> **WHAT YOU NEED TO DO**
Report every line in the listing that contains the string "chernozems".

(A run of records)
>> begin

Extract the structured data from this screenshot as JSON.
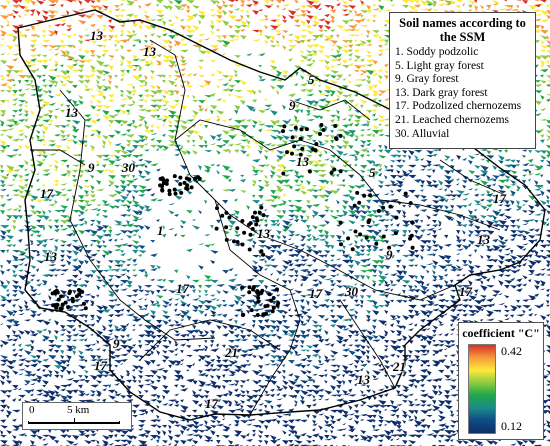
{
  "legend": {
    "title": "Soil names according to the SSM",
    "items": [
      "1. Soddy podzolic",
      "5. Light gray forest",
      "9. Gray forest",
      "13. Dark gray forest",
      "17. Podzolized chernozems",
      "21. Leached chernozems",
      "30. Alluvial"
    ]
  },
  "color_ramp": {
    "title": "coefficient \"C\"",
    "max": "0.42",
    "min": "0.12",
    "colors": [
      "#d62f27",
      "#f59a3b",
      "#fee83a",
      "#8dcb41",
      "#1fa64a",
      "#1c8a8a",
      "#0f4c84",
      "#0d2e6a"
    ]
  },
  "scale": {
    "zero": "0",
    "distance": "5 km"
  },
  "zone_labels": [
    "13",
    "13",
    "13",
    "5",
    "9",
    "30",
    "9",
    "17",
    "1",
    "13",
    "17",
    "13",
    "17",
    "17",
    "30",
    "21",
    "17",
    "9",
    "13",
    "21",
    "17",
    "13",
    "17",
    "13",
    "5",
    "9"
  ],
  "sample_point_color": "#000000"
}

>> end
>> begin

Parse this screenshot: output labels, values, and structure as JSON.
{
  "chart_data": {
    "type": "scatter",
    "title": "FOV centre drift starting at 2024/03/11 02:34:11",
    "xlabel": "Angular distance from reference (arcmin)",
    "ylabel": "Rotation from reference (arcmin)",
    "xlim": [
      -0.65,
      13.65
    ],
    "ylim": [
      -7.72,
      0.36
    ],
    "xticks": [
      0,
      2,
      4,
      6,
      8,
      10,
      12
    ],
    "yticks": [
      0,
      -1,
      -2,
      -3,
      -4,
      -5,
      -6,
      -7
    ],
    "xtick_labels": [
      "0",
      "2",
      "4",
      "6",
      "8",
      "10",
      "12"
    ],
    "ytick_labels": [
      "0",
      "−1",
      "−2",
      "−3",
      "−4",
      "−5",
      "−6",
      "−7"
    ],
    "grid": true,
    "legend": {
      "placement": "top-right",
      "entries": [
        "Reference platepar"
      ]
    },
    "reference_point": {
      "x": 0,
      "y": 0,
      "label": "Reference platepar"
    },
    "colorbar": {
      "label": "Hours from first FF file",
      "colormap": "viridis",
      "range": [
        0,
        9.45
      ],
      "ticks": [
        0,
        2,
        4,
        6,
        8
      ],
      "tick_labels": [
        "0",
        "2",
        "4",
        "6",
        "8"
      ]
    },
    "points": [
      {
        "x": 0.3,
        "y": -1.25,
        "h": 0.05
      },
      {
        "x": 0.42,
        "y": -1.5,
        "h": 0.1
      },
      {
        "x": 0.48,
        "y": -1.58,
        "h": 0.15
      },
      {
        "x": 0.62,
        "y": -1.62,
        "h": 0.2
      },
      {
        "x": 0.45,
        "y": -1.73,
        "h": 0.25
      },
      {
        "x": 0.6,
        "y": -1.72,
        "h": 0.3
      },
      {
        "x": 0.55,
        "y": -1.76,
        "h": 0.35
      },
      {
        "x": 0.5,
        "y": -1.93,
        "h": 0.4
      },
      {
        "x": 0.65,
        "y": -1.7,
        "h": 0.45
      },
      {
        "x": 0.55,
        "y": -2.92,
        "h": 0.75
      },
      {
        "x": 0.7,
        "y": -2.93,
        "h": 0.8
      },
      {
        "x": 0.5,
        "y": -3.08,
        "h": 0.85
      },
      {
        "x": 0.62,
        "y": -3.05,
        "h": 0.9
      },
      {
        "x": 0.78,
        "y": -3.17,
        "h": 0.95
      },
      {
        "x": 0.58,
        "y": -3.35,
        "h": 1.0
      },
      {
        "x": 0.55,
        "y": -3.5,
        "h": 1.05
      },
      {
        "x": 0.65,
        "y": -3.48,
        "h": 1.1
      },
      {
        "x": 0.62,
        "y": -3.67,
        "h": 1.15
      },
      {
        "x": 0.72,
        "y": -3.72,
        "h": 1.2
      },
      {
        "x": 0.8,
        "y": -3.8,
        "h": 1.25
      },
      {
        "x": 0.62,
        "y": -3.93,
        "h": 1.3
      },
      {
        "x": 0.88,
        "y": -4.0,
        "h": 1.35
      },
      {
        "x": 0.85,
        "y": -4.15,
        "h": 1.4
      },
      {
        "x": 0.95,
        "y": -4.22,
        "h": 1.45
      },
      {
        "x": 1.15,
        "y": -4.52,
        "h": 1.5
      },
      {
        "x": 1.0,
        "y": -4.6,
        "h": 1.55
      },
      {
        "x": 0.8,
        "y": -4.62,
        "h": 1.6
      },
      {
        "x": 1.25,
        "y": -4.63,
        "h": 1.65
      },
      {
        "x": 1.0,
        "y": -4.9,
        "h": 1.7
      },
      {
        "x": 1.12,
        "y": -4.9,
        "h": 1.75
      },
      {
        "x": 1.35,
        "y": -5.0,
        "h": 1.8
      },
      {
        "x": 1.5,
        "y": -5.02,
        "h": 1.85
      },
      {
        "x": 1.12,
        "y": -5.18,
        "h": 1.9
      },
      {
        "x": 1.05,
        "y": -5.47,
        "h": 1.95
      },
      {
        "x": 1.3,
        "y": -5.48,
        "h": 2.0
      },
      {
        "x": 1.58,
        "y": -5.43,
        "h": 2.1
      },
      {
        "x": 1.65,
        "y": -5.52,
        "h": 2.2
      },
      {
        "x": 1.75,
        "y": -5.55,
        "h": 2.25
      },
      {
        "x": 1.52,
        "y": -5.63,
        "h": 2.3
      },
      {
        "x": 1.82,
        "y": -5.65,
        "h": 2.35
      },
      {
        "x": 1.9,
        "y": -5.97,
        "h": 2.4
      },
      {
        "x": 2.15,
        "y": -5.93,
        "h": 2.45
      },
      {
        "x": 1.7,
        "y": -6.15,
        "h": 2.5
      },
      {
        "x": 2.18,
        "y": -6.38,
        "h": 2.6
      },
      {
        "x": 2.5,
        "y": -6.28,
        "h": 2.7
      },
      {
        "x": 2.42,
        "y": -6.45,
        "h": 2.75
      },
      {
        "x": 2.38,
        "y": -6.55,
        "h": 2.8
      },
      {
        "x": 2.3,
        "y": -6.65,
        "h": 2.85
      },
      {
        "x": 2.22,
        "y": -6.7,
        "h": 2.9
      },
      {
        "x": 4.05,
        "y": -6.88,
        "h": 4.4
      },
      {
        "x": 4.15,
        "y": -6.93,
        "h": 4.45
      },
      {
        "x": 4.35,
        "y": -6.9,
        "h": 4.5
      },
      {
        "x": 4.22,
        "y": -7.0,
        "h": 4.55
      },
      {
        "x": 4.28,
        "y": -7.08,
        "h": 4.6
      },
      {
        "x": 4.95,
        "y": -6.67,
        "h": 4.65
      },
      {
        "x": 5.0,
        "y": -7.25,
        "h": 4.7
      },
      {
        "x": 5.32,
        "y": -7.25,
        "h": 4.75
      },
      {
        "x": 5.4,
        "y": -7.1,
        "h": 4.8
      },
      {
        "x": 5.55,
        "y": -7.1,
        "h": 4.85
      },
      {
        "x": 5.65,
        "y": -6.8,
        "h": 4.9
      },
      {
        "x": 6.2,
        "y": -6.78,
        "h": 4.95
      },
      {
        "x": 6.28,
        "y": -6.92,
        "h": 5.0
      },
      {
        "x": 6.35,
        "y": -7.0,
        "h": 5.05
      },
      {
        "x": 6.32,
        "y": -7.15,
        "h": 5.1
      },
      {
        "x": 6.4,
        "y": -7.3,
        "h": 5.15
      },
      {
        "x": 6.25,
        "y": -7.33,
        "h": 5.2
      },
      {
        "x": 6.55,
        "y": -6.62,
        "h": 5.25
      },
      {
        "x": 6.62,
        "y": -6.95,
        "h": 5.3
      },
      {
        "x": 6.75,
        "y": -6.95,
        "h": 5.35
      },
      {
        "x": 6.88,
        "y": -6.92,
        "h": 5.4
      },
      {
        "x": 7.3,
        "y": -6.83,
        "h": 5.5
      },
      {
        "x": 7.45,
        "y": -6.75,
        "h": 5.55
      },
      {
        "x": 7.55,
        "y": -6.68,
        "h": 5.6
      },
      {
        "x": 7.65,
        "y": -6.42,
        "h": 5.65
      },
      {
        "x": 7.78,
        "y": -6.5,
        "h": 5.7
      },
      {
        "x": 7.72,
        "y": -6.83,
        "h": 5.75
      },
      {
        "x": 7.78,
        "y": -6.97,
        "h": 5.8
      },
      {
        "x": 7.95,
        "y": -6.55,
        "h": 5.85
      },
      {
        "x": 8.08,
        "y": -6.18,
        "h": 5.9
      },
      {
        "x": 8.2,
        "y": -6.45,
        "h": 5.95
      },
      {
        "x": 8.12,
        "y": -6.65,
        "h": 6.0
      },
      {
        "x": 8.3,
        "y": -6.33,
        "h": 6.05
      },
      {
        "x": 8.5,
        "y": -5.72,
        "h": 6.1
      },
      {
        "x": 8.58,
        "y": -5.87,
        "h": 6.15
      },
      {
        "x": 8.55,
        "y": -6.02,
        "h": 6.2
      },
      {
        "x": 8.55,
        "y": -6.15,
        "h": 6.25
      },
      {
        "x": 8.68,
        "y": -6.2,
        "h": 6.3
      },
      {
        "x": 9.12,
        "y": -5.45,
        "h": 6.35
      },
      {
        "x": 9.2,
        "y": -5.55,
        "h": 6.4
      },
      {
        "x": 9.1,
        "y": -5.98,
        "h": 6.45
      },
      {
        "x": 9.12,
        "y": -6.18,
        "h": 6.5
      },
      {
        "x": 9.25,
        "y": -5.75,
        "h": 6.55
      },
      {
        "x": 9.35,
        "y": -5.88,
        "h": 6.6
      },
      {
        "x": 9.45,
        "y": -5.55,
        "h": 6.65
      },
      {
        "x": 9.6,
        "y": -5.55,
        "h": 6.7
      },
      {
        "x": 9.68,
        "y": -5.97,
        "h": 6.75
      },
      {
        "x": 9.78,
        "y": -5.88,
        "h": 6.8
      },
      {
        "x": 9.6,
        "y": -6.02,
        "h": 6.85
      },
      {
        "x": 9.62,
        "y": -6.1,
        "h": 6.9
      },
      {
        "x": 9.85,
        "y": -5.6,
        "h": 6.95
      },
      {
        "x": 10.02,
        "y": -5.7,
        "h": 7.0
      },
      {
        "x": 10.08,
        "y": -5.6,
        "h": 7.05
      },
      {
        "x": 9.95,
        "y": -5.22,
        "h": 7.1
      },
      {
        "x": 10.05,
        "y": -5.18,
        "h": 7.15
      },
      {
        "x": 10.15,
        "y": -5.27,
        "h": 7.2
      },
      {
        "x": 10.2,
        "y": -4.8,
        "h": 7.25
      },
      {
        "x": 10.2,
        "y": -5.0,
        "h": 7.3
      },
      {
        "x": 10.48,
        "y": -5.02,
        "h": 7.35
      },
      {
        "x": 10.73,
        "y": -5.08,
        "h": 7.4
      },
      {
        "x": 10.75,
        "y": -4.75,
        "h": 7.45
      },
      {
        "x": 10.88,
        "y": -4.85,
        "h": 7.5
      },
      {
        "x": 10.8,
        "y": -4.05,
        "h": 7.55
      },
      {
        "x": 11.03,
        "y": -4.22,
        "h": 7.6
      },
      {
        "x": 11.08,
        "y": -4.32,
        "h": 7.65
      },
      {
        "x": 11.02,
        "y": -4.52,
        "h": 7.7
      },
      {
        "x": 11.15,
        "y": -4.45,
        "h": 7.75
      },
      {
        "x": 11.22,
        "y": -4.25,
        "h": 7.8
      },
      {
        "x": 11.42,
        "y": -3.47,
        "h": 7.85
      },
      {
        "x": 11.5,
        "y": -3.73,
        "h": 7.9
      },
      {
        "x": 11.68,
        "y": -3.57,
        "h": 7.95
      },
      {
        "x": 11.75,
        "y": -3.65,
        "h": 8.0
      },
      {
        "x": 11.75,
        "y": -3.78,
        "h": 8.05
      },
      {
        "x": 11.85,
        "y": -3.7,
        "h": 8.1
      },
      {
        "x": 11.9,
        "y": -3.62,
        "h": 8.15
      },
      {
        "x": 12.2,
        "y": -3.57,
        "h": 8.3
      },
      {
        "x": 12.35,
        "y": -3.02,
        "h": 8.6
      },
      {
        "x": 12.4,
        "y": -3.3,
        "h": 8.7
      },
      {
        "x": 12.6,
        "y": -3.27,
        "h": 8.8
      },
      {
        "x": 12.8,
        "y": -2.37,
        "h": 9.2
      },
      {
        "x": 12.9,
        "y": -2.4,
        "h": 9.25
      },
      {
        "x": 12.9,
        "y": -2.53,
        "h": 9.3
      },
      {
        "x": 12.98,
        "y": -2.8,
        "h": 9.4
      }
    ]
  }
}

>> end

> **REPLY TO THE EXERCISE**
      "17. Podzolized chernozems",
      "21. Leached chernozems",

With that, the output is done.